**Exercise details:** All of the data that follows should be retyped exactly, please, except the pictures.
———
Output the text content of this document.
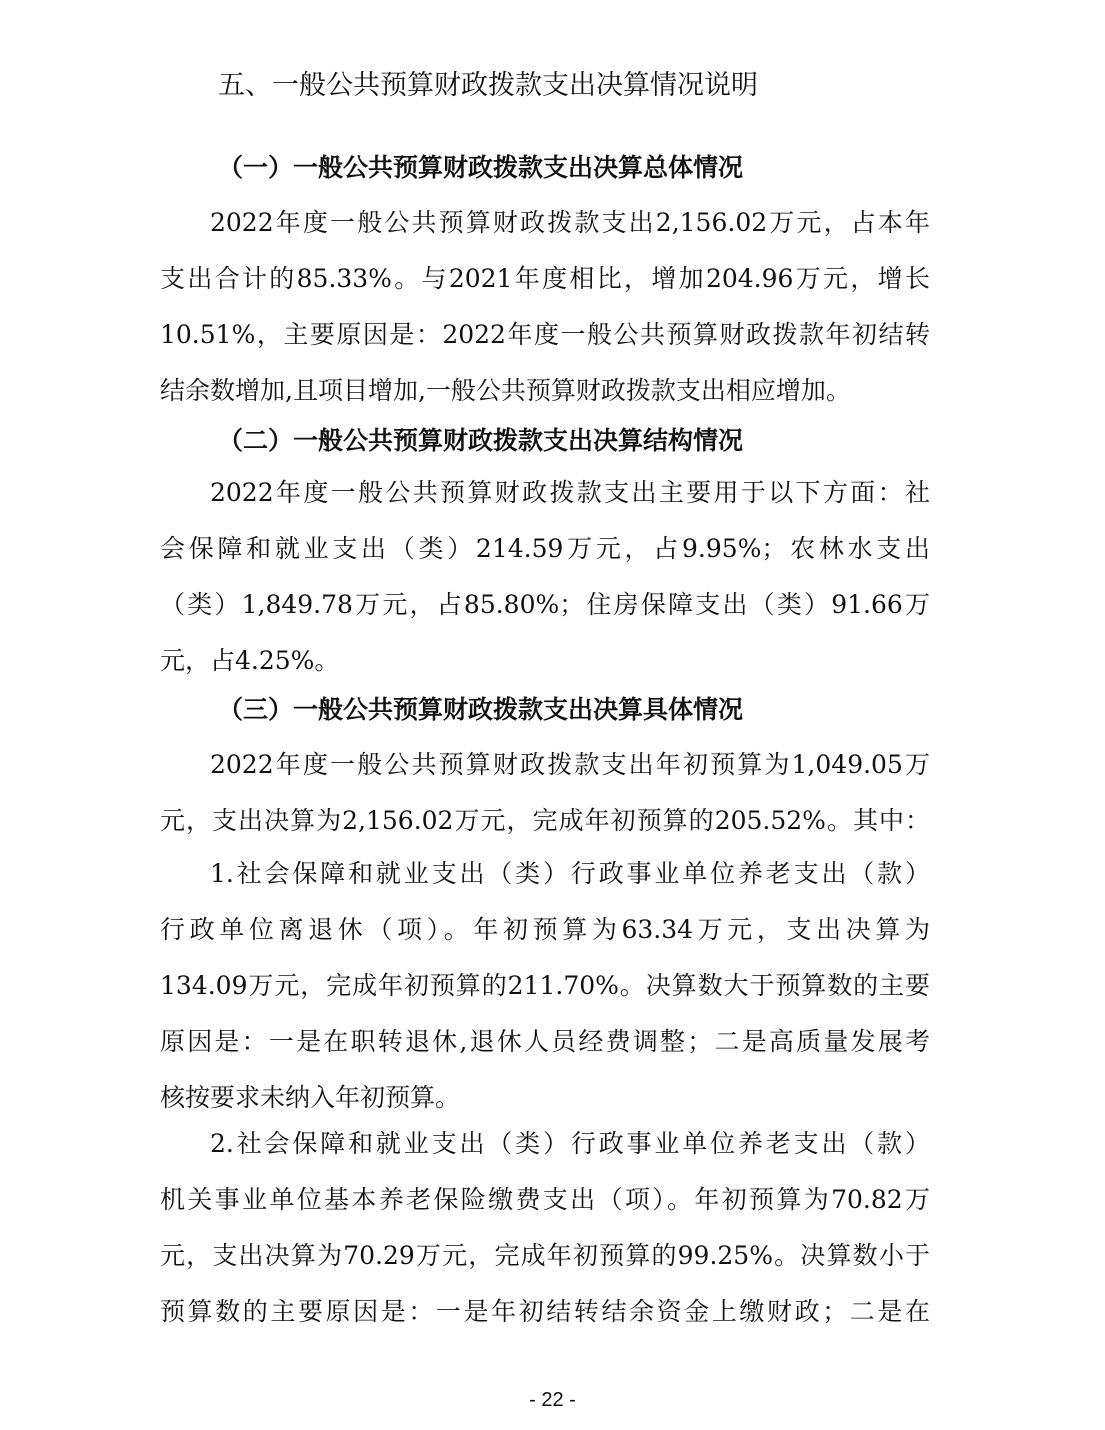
五、一般公共预算财政拨款支出决算情况说明
（一）一般公共预算财政拨款支出决算总体情况
2022年度一般公共预算财政拨款支出2,156.02万元，占本年
支出合计的85.33%。与2021年度相比，增加204.96万元，增长
10.51%，主要原因是：2022年度一般公共预算财政拨款年初结转
结余数增加,且项目增加,一般公共预算财政拨款支出相应增加。
（二）一般公共预算财政拨款支出决算结构情况
2022年度一般公共预算财政拨款支出主要用于以下方面：社
会保障和就业支出（类）214.59万元，占9.95%；农林水支出
（类）1,849.78万元，占85.80%；住房保障支出（类）91.66万
元，占4.25%。
（三）一般公共预算财政拨款支出决算具体情况
2022年度一般公共预算财政拨款支出年初预算为1,049.05万
元，支出决算为2,156.02万元，完成年初预算的205.52%。其中：
1.社会保障和就业支出（类）行政事业单位养老支出（款）
行政单位离退休（项）。年初预算为63.34万元，支出决算为
134.09万元，完成年初预算的211.70%。决算数大于预算数的主要
原因是：一是在职转退休,退休人员经费调整；二是高质量发展考
核按要求未纳入年初预算。
2.社会保障和就业支出（类）行政事业单位养老支出（款）
机关事业单位基本养老保险缴费支出（项）。年初预算为70.82万
元，支出决算为70.29万元，完成年初预算的99.25%。决算数小于
预算数的主要原因是：一是年初结转结余资金上缴财政；二是在
- 22 -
———
**Task output:**
Output the text content of this document.
五、一般公共预算财政拨款支出决算情况说明
（一）一般公共预算财政拨款支出决算总体情况
2022年度一般公共预算财政拨款支出2,156.02万元，占本年
支出合计的85.33%。与2021年度相比，增加204.96万元，增长
10.51%，主要原因是：2022年度一般公共预算财政拨款年初结转
结余数增加,且项目增加,一般公共预算财政拨款支出相应增加。
（二）一般公共预算财政拨款支出决算结构情况
2022年度一般公共预算财政拨款支出主要用于以下方面：社
会保障和就业支出（类）214.59万元，占9.95%；农林水支出
（类）1,849.78万元，占85.80%；住房保障支出（类）91.66万
元，占4.25%。
（三）一般公共预算财政拨款支出决算具体情况
2022年度一般公共预算财政拨款支出年初预算为1,049.05万
元，支出决算为2,156.02万元，完成年初预算的205.52%。其中：
1.社会保障和就业支出（类）行政事业单位养老支出（款）
行政单位离退休（项）。年初预算为63.34万元，支出决算为
134.09万元，完成年初预算的211.70%。决算数大于预算数的主要
原因是：一是在职转退休,退休人员经费调整；二是高质量发展考
核按要求未纳入年初预算。
2.社会保障和就业支出（类）行政事业单位养老支出（款）
机关事业单位基本养老保险缴费支出（项）。年初预算为70.82万
元，支出决算为70.29万元，完成年初预算的99.25%。决算数小于
预算数的主要原因是：一是年初结转结余资金上缴财政；二是在
- 22 -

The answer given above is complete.